__Exercise instructions__.
Reproduce the listing below without any change, starting at its first line and ending with the line containing "436, 484, 465]", including that line.
+++ Data shown +++
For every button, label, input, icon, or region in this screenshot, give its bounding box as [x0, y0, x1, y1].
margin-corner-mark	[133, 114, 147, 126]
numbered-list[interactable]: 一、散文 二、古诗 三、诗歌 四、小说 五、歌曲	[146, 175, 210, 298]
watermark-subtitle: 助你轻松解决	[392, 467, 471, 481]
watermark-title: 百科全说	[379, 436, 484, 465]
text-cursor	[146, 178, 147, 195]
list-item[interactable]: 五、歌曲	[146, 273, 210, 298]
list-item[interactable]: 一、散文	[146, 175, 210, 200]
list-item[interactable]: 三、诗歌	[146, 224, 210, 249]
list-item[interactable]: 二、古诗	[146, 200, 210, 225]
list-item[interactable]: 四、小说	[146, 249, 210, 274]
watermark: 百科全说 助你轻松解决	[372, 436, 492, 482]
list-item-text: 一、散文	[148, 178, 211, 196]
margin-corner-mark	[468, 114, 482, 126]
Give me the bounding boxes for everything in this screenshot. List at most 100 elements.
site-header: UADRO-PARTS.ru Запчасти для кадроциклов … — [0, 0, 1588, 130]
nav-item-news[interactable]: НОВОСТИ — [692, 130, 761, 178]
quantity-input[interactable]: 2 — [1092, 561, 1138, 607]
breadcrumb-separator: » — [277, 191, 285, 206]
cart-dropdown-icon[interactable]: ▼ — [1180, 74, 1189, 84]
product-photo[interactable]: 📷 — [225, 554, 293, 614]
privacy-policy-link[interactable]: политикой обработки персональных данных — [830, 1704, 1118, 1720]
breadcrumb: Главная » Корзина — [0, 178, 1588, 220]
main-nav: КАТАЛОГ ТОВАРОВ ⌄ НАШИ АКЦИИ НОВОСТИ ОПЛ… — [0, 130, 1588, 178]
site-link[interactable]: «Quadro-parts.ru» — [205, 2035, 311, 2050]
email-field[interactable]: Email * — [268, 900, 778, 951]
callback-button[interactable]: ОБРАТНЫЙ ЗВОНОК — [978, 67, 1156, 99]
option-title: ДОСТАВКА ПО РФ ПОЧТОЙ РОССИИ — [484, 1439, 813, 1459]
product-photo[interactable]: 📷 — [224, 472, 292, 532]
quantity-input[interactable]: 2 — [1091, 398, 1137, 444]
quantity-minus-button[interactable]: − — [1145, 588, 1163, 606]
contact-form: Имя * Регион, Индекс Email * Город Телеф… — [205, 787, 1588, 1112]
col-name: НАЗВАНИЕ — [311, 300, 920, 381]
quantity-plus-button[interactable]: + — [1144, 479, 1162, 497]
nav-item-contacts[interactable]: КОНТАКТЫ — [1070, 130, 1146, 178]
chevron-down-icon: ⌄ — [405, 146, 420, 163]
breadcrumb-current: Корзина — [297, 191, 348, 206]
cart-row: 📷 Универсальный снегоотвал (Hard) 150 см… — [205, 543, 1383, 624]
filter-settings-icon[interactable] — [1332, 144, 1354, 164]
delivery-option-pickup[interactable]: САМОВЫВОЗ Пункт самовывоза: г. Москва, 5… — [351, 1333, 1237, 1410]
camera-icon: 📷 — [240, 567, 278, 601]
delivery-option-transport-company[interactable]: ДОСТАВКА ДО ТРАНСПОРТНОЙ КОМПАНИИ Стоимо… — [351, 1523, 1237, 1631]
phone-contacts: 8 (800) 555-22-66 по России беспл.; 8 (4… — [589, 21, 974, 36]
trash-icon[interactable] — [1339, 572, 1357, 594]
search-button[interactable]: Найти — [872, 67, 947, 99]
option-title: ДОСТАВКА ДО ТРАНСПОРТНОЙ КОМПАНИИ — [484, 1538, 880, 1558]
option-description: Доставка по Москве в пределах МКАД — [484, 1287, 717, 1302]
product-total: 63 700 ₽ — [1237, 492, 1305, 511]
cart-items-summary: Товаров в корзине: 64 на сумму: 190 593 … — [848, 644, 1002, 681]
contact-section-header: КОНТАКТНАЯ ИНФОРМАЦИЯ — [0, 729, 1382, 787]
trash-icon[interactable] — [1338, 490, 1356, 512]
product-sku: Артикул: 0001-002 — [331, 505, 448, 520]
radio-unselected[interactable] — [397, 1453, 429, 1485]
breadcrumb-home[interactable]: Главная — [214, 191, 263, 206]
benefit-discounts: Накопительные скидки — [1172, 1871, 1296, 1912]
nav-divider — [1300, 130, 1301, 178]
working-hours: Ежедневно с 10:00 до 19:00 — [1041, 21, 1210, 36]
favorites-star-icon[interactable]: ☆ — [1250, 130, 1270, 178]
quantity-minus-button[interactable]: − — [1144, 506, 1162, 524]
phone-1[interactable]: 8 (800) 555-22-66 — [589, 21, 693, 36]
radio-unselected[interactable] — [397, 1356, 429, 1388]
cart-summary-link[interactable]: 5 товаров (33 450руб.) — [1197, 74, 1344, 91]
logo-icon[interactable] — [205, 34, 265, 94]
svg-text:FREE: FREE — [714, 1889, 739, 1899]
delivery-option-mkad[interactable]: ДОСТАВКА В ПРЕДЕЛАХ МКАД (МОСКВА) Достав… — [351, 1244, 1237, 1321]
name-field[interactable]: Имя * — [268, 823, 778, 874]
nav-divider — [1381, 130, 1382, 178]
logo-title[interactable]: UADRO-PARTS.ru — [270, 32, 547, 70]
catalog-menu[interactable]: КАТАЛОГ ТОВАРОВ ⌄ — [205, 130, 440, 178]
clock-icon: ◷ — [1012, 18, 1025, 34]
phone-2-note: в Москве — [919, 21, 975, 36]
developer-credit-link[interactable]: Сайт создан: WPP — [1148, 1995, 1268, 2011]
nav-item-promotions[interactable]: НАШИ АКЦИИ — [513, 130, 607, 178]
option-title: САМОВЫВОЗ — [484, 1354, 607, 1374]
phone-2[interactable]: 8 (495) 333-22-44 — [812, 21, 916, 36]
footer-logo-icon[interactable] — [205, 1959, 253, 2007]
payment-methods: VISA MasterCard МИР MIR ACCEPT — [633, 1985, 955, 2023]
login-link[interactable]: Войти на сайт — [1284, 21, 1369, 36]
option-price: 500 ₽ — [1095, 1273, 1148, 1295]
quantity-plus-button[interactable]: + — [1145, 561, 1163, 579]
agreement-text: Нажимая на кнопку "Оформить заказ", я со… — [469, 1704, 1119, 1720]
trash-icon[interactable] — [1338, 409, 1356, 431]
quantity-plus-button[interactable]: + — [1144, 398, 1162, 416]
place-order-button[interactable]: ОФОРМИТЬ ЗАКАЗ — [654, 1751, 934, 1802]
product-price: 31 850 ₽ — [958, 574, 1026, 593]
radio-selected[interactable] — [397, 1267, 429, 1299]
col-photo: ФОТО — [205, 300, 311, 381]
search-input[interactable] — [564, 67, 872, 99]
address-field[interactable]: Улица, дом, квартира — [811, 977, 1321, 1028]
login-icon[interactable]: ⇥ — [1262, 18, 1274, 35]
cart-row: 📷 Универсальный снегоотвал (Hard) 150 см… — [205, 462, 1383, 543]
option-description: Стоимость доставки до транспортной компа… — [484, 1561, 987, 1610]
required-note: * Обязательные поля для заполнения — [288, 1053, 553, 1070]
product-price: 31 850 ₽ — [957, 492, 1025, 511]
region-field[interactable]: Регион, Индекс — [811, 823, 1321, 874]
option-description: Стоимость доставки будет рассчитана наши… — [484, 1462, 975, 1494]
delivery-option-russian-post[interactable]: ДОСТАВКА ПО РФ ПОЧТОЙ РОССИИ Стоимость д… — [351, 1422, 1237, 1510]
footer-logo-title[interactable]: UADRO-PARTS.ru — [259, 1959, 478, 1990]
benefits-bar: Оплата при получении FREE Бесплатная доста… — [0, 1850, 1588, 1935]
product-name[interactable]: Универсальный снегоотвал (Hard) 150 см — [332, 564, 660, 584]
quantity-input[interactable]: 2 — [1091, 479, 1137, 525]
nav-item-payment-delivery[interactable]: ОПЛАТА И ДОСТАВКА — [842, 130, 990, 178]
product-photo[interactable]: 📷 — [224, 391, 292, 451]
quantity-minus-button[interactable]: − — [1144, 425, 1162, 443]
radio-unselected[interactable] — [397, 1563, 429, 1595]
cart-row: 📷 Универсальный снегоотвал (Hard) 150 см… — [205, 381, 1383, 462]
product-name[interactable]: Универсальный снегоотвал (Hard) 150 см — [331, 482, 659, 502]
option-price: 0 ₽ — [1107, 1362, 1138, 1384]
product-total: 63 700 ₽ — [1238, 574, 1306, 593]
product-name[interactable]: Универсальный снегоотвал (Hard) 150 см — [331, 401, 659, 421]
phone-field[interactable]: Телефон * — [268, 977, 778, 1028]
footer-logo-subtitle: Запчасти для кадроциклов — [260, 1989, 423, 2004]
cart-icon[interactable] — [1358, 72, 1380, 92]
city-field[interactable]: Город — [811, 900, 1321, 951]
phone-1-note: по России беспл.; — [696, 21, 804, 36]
+++
__Output__.
For every button, label, input, icon, or region in this screenshot, give its bounding box as [x0, y0, x1, y1].
margin-corner-mark	[133, 114, 147, 126]
numbered-list[interactable]: 一、散文 二、古诗 三、诗歌 四、小说 五、歌曲	[146, 175, 210, 298]
watermark-subtitle: 助你轻松解决	[392, 467, 471, 481]
watermark-title: 百科全说	[379, 436, 484, 465]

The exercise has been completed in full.